**Do this:** What follows is a listing; restate every line of it word for word.

## Begin

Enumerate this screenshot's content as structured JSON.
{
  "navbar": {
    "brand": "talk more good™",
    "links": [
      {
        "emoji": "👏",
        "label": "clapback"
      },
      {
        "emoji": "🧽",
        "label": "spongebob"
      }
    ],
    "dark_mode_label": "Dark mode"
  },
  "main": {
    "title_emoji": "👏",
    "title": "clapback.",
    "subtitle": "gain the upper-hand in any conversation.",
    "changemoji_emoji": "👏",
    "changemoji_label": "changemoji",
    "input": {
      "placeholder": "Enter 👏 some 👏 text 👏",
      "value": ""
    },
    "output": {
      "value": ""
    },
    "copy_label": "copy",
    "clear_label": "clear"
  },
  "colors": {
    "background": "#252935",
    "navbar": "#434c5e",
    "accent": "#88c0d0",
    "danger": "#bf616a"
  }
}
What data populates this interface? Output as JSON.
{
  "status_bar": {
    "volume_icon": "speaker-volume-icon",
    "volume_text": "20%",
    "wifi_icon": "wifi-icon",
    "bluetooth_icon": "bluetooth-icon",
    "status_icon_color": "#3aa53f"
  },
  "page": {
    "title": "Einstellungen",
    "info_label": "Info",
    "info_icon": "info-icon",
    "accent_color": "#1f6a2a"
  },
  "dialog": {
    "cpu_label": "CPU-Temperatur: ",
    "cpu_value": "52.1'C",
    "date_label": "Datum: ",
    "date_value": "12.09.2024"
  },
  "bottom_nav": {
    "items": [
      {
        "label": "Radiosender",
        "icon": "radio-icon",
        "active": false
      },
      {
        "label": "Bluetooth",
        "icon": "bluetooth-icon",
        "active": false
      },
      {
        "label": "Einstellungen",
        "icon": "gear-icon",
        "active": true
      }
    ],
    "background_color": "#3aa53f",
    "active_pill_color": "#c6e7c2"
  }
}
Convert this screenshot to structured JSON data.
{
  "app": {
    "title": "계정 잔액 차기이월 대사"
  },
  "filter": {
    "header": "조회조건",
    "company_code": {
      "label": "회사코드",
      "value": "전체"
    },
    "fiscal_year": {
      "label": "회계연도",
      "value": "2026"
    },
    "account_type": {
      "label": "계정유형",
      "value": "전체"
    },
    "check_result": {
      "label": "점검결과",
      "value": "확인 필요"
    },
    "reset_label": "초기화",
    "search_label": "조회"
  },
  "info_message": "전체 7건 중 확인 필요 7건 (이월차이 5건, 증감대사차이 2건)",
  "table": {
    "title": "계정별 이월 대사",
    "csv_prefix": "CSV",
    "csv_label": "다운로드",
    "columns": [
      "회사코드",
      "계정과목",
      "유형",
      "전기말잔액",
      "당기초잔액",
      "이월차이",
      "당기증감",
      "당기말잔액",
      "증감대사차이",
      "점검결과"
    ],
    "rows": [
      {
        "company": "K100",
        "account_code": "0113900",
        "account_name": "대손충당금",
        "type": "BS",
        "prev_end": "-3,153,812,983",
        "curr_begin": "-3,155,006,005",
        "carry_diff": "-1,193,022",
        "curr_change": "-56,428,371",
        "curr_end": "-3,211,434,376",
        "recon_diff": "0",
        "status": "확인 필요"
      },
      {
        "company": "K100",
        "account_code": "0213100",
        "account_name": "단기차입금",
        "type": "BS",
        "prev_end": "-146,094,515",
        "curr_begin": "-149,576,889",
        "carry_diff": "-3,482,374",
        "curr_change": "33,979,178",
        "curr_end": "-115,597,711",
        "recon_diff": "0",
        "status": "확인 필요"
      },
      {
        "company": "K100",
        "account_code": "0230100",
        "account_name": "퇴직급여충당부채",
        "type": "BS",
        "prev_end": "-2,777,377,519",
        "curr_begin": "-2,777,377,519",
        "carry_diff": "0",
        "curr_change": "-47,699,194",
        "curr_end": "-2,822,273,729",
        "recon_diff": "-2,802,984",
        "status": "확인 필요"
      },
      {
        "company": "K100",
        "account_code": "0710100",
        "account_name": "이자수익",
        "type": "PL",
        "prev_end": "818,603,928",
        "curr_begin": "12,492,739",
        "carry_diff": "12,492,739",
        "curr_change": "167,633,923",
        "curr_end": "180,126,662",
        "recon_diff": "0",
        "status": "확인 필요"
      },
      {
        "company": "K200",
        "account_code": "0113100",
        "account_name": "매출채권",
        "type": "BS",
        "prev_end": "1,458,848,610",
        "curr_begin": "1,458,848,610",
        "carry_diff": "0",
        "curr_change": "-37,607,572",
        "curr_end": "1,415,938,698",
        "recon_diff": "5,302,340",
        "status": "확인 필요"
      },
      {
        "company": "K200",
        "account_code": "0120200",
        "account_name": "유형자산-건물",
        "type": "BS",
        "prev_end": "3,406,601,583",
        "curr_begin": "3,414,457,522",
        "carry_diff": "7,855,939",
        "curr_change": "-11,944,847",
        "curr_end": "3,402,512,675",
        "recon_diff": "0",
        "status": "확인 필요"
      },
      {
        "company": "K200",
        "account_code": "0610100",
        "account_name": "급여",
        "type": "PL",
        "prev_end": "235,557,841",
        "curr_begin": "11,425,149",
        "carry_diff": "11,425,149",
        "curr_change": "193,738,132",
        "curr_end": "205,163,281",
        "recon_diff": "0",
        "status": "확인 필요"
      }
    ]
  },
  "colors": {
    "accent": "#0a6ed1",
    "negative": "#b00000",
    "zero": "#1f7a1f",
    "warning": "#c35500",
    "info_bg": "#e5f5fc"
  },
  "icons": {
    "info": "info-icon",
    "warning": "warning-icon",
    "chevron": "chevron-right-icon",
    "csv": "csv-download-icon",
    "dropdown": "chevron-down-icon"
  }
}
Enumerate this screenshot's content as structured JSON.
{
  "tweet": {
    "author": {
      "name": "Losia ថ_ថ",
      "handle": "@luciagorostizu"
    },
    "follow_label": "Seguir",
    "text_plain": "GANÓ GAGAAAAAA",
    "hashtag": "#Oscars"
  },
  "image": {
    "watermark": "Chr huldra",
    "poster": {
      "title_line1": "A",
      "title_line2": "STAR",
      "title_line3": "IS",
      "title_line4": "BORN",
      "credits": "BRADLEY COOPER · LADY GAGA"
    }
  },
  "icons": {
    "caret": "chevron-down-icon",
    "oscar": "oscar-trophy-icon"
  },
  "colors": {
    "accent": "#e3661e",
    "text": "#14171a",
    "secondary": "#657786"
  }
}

## End

**The completed task:**
Enumerate this screenshot's content as structured JSON.
{
  "navbar": {
    "brand": "talk more good™",
    "links": [
      {
        "emoji": "👏",
        "label": "clapback"
      },
      {
        "emoji": "🧽",
        "label": "spongebob"
      }
    ],
    "dark_mode_label": "Dark mode"
  },
  "main": {
    "title_emoji": "👏",
    "title": "clapback.",
    "subtitle": "gain the upper-hand in any conversation.",
    "changemoji_emoji": "👏",
    "changemoji_label": "changemoji",
    "input": {
      "placeholder": "Enter 👏 some 👏 text 👏",
      "value": ""
    },
    "output": {
      "value": ""
    },
    "copy_label": "copy",
    "clear_label": "clear"
  },
  "colors": {
    "background": "#252935",
    "navbar": "#434c5e",
    "accent": "#88c0d0",
    "danger": "#bf616a"
  }
}
What data populates this interface? Output as JSON.
{
  "status_bar": {
    "volume_icon": "speaker-volume-icon",
    "volume_text": "20%",
    "wifi_icon": "wifi-icon",
    "bluetooth_icon": "bluetooth-icon",
    "status_icon_color": "#3aa53f"
  },
  "page": {
    "title": "Einstellungen",
    "info_label": "Info",
    "info_icon": "info-icon",
    "accent_color": "#1f6a2a"
  },
  "dialog": {
    "cpu_label": "CPU-Temperatur: ",
    "cpu_value": "52.1'C",
    "date_label": "Datum: ",
    "date_value": "12.09.2024"
  },
  "bottom_nav": {
    "items": [
      {
        "label": "Radiosender",
        "icon": "radio-icon",
        "active": false
      },
      {
        "label": "Bluetooth",
        "icon": "bluetooth-icon",
        "active": false
      },
      {
        "label": "Einstellungen",
        "icon": "gear-icon",
        "active": true
      }
    ],
    "background_color": "#3aa53f",
    "active_pill_color": "#c6e7c2"
  }
}
Convert this screenshot to structured JSON data.
{
  "app": {
    "title": "계정 잔액 차기이월 대사"
  },
  "filter": {
    "header": "조회조건",
    "company_code": {
      "label": "회사코드",
      "value": "전체"
    },
    "fiscal_year": {
      "label": "회계연도",
      "value": "2026"
    },
    "account_type": {
      "label": "계정유형",
      "value": "전체"
    },
    "check_result": {
      "label": "점검결과",
      "value": "확인 필요"
    },
    "reset_label": "초기화",
    "search_label": "조회"
  },
  "info_message": "전체 7건 중 확인 필요 7건 (이월차이 5건, 증감대사차이 2건)",
  "table": {
    "title": "계정별 이월 대사",
    "csv_prefix": "CSV",
    "csv_label": "다운로드",
    "columns": [
      "회사코드",
      "계정과목",
      "유형",
      "전기말잔액",
      "당기초잔액",
      "이월차이",
      "당기증감",
      "당기말잔액",
      "증감대사차이",
      "점검결과"
    ],
    "rows": [
      {
        "company": "K100",
        "account_code": "0113900",
        "account_name": "대손충당금",
        "type": "BS",
        "prev_end": "-3,153,812,983",
        "curr_begin": "-3,155,006,005",
        "carry_diff": "-1,193,022",
        "curr_change": "-56,428,371",
        "curr_end": "-3,211,434,376",
        "recon_diff": "0",
        "status": "확인 필요"
      },
      {
        "company": "K100",
        "account_code": "0213100",
        "account_name": "단기차입금",
        "type": "BS",
        "prev_end": "-146,094,515",
        "curr_begin": "-149,576,889",
        "carry_diff": "-3,482,374",
        "curr_change": "33,979,178",
        "curr_end": "-115,597,711",
        "recon_diff": "0",
        "status": "확인 필요"
      },
      {
        "company": "K100",
        "account_code": "0230100",
        "account_name": "퇴직급여충당부채",
        "type": "BS",
        "prev_end": "-2,777,377,519",
        "curr_begin": "-2,777,377,519",
        "carry_diff": "0",
        "curr_change": "-47,699,194",
        "curr_end": "-2,822,273,729",
        "recon_diff": "-2,802,984",
        "status": "확인 필요"
      },
      {
        "company": "K100",
        "account_code": "0710100",
        "account_name": "이자수익",
        "type": "PL",
        "prev_end": "818,603,928",
        "curr_begin": "12,492,739",
        "carry_diff": "12,492,739",
        "curr_change": "167,633,923",
        "curr_end": "180,126,662",
        "recon_diff": "0",
        "status": "확인 필요"
      },
      {
        "company": "K200",
        "account_code": "0113100",
        "account_name": "매출채권",
        "type": "BS",
        "prev_end": "1,458,848,610",
        "curr_begin": "1,458,848,610",
        "carry_diff": "0",
        "curr_change": "-37,607,572",
        "curr_end": "1,415,938,698",
        "recon_diff": "5,302,340",
        "status": "확인 필요"
      },
      {
        "company": "K200",
        "account_code": "0120200",
        "account_name": "유형자산-건물",
        "type": "BS",
        "prev_end": "3,406,601,583",
        "curr_begin": "3,414,457,522",
        "carry_diff": "7,855,939",
        "curr_change": "-11,944,847",
        "curr_end": "3,402,512,675",
        "recon_diff": "0",
        "status": "확인 필요"
      },
      {
        "company": "K200",
        "account_code": "0610100",
        "account_name": "급여",
        "type": "PL",
        "prev_end": "235,557,841",
        "curr_begin": "11,425,149",
        "carry_diff": "11,425,149",
        "curr_change": "193,738,132",
        "curr_end": "205,163,281",
        "recon_diff": "0",
        "status": "확인 필요"
      }
    ]
  },
  "colors": {
    "accent": "#0a6ed1",
    "negative": "#b00000",
    "zero": "#1f7a1f",
    "warning": "#c35500",
    "info_bg": "#e5f5fc"
  },
  "icons": {
    "info": "info-icon",
    "warning": "warning-icon",
    "chevron": "chevron-right-icon",
    "csv": "csv-download-icon",
    "dropdown": "chevron-down-icon"
  }
}
Enumerate this screenshot's content as structured JSON.
{
  "tweet": {
    "author": {
      "name": "Losia ថ_ថ",
      "handle": "@luciagorostizu"
    },
    "follow_label": "Seguir",
    "text_plain": "GANÓ GAGAAAAAA",
    "hashtag": "#Oscars"
  },
  "image": {
    "watermark": "Chr huldra",
    "poster": {
      "title_line1": "A",
      "title_line2": "STAR",
      "title_line3": "IS",
      "title_line4": "BORN",
      "credits": "BRADLEY COOPER · LADY GAGA"
    }
  },
  "icons": {
    "caret": "chevron-down-icon",
    "oscar": "oscar-trophy-icon"
  },
  "colors": {
    "accent": "#e3661e",
    "text": "#14171a",
    "secondary": "#657786"
  }
}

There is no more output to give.